>> begin Exercise input

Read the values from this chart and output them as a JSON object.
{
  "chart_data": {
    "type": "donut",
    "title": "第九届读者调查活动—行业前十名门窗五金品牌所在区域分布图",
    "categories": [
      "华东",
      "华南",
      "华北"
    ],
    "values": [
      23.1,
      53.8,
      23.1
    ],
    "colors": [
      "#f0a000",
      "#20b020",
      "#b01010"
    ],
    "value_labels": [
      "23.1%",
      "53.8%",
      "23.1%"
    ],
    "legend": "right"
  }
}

>> end Exercise input
>> begin Exercise input

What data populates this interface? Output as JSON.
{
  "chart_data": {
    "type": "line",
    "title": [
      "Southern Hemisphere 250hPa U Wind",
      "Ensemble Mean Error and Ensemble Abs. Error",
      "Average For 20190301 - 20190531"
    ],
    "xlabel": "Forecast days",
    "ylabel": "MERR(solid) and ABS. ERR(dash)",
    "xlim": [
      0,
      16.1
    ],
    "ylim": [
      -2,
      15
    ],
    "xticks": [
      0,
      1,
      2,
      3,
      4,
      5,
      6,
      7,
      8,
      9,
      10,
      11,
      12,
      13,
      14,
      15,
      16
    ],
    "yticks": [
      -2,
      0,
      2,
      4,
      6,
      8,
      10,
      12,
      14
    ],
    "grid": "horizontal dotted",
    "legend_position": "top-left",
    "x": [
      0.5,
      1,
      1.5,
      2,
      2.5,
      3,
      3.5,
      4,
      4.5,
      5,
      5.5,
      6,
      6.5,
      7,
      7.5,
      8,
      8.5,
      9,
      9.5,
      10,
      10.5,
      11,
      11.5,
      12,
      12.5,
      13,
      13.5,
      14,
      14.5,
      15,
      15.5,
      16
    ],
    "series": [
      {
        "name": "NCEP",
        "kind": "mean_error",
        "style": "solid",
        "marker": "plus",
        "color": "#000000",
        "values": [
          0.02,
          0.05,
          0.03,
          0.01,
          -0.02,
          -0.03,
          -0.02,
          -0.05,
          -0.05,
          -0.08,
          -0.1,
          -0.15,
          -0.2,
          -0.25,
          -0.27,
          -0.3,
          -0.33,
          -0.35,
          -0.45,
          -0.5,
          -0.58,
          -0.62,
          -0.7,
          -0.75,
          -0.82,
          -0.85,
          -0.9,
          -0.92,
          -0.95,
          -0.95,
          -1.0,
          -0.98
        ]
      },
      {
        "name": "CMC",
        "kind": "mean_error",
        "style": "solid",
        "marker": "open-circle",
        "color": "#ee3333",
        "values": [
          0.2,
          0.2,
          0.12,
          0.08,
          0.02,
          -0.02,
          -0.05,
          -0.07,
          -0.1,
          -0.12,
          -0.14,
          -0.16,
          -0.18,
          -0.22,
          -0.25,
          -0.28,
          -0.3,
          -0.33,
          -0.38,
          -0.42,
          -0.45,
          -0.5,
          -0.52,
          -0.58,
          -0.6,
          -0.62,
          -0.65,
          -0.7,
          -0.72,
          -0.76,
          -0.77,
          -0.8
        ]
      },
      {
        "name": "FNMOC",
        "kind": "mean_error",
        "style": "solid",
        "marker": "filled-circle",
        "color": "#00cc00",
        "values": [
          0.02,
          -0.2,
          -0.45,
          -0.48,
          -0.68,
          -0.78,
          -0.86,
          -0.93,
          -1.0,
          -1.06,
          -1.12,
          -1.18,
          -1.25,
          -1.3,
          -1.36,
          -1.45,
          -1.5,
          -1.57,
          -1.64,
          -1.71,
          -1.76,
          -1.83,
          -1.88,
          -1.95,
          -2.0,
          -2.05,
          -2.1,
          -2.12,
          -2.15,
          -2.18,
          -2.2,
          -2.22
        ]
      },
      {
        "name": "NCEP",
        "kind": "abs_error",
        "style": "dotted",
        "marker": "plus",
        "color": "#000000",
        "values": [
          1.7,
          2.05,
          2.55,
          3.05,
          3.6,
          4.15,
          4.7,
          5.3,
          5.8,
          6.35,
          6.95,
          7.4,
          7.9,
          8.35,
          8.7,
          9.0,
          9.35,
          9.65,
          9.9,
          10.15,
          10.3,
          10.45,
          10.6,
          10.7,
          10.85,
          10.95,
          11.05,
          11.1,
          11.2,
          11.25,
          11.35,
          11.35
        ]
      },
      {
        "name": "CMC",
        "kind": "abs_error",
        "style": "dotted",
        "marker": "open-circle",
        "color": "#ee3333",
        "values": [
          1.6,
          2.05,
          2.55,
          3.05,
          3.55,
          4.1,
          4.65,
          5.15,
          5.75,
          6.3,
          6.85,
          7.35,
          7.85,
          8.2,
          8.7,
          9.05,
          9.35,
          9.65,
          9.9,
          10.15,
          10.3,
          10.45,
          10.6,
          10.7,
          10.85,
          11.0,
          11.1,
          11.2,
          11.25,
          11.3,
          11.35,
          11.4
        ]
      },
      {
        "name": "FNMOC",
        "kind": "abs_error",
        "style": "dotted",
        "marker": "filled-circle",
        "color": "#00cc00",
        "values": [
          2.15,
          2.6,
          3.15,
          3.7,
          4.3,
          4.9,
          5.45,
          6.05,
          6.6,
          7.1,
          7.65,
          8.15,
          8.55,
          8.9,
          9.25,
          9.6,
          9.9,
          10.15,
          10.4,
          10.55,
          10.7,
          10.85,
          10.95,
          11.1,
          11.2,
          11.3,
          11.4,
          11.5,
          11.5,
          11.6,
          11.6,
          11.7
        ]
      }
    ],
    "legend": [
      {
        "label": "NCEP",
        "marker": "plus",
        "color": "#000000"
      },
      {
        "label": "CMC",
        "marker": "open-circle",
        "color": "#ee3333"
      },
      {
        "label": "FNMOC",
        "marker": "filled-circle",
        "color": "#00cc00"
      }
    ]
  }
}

>> end Exercise input
>> begin Exercise input

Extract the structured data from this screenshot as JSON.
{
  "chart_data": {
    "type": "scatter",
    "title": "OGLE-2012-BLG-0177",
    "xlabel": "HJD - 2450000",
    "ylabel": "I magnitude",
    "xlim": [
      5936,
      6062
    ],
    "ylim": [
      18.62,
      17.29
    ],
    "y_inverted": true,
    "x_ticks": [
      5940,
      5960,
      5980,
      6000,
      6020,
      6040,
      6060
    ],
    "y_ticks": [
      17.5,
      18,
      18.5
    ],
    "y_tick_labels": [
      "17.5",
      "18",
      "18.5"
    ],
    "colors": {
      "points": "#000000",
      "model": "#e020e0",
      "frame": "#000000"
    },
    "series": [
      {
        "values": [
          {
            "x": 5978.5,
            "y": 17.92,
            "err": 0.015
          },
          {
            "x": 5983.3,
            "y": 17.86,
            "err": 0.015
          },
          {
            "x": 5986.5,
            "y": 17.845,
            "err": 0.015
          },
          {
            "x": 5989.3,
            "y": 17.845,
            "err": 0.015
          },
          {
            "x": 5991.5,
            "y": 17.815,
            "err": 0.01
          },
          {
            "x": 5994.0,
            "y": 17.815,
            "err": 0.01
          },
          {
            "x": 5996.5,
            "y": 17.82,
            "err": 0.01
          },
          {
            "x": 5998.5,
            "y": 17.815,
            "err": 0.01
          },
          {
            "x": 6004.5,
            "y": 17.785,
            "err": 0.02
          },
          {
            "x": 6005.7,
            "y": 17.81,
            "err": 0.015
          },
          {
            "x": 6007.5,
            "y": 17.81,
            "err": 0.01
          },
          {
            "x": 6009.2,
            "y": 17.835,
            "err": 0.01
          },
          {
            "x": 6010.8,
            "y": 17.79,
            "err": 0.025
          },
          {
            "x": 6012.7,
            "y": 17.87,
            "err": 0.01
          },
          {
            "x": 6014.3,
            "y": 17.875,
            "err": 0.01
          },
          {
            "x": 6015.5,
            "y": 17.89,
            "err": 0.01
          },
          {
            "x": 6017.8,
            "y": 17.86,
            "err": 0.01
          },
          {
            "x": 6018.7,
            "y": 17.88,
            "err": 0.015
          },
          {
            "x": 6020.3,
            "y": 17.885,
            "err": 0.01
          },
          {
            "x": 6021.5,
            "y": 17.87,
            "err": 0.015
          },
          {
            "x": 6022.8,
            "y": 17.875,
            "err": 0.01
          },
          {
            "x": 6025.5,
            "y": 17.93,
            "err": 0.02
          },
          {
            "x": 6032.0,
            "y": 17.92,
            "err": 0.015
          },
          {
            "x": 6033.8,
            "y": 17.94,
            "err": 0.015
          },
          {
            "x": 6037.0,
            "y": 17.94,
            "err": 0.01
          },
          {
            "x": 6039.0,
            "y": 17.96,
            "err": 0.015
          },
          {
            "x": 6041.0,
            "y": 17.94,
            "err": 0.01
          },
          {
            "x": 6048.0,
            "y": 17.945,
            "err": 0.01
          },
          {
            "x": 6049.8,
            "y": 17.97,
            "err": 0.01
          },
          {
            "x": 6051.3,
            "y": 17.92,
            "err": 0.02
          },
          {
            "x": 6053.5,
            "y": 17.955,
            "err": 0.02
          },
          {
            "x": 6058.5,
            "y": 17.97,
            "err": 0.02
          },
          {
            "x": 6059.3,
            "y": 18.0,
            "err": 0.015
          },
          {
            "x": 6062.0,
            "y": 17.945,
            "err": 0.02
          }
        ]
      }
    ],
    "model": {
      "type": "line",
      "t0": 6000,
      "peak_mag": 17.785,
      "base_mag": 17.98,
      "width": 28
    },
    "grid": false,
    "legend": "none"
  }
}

>> end Exercise input

Problem description: Every line in the data above that contains "type" needs to be copied.

The output:
    "type": "donut",
    "type": "line",
    "type": "scatter",
      "type": "line",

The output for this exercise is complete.